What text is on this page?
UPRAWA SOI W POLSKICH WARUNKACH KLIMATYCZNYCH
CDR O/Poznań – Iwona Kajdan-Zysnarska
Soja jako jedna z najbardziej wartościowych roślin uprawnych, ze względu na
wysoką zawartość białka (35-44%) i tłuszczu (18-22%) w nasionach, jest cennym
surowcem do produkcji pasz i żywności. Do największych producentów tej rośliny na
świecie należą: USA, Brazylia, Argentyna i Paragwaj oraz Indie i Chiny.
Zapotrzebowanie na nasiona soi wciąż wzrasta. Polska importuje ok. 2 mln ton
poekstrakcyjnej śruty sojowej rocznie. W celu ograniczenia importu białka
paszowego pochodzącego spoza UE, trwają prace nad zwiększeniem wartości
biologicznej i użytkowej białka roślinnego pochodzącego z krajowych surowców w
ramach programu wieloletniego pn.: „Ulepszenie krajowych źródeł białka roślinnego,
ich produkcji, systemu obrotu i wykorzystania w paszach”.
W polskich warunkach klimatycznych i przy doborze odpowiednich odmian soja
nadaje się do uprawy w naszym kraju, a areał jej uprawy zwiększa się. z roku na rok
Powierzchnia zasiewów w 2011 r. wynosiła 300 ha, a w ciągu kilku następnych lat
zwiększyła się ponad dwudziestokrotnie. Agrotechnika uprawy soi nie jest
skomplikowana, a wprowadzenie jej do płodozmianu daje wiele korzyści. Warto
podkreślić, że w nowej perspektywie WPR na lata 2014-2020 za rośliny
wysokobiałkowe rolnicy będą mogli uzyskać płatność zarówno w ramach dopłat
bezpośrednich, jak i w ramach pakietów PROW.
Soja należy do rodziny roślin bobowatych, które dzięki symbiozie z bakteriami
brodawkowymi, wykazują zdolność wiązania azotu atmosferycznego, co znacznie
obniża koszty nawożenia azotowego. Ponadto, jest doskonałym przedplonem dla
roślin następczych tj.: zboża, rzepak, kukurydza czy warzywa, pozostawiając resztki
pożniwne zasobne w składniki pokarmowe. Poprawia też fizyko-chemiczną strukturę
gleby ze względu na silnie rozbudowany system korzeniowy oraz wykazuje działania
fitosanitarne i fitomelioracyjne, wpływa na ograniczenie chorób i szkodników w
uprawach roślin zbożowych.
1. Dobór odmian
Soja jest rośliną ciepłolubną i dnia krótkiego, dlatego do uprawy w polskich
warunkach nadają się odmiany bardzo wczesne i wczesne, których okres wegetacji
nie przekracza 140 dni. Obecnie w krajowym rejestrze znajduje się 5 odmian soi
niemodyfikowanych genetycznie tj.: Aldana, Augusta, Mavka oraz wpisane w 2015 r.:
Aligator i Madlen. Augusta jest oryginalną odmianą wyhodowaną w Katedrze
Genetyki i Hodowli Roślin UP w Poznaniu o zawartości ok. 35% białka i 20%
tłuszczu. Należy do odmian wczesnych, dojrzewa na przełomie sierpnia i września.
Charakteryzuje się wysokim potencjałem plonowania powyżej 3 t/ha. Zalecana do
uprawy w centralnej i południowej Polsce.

- _Request_
Reproduce the material above exactly; please quote every line of it.

- _Result of this exercise_
What text is on this page?
UPRAWA SOI W POLSKICH WARUNKACH KLIMATYCZNYCH
CDR O/Poznań – Iwona Kajdan-Zysnarska
Soja jako jedna z najbardziej wartościowych roślin uprawnych, ze względu na
wysoką zawartość białka (35-44%) i tłuszczu (18-22%) w nasionach, jest cennym
surowcem do produkcji pasz i żywności. Do największych producentów tej rośliny na
świecie należą: USA, Brazylia, Argentyna i Paragwaj oraz Indie i Chiny.
Zapotrzebowanie na nasiona soi wciąż wzrasta. Polska importuje ok. 2 mln ton
poekstrakcyjnej śruty sojowej rocznie. W celu ograniczenia importu białka
paszowego pochodzącego spoza UE, trwają prace nad zwiększeniem wartości
biologicznej i użytkowej białka roślinnego pochodzącego z krajowych surowców w
ramach programu wieloletniego pn.: „Ulepszenie krajowych źródeł białka roślinnego,
ich produkcji, systemu obrotu i wykorzystania w paszach”.
W polskich warunkach klimatycznych i przy doborze odpowiednich odmian soja
nadaje się do uprawy w naszym kraju, a areał jej uprawy zwiększa się. z roku na rok
Powierzchnia zasiewów w 2011 r. wynosiła 300 ha, a w ciągu kilku następnych lat
zwiększyła się ponad dwudziestokrotnie. Agrotechnika uprawy soi nie jest
skomplikowana, a wprowadzenie jej do płodozmianu daje wiele korzyści. Warto
podkreślić, że w nowej perspektywie WPR na lata 2014-2020 za rośliny
wysokobiałkowe rolnicy będą mogli uzyskać płatność zarówno w ramach dopłat
bezpośrednich, jak i w ramach pakietów PROW.
Soja należy do rodziny roślin bobowatych, które dzięki symbiozie z bakteriami
brodawkowymi, wykazują zdolność wiązania azotu atmosferycznego, co znacznie
obniża koszty nawożenia azotowego. Ponadto, jest doskonałym przedplonem dla
roślin następczych tj.: zboża, rzepak, kukurydza czy warzywa, pozostawiając resztki
pożniwne zasobne w składniki pokarmowe. Poprawia też fizyko-chemiczną strukturę
gleby ze względu na silnie rozbudowany system korzeniowy oraz wykazuje działania
fitosanitarne i fitomelioracyjne, wpływa na ograniczenie chorób i szkodników w
uprawach roślin zbożowych.
1. Dobór odmian
Soja jest rośliną ciepłolubną i dnia krótkiego, dlatego do uprawy w polskich
warunkach nadają się odmiany bardzo wczesne i wczesne, których okres wegetacji
nie przekracza 140 dni. Obecnie w krajowym rejestrze znajduje się 5 odmian soi
niemodyfikowanych genetycznie tj.: Aldana, Augusta, Mavka oraz wpisane w 2015 r.:
Aligator i Madlen. Augusta jest oryginalną odmianą wyhodowaną w Katedrze
Genetyki i Hodowli Roślin UP w Poznaniu o zawartości ok. 35% białka i 20%
tłuszczu. Należy do odmian wczesnych, dojrzewa na przełomie sierpnia i września.
Charakteryzuje się wysokim potencjałem plonowania powyżej 3 t/ha. Zalecana do
uprawy w centralnej i południowej Polsce.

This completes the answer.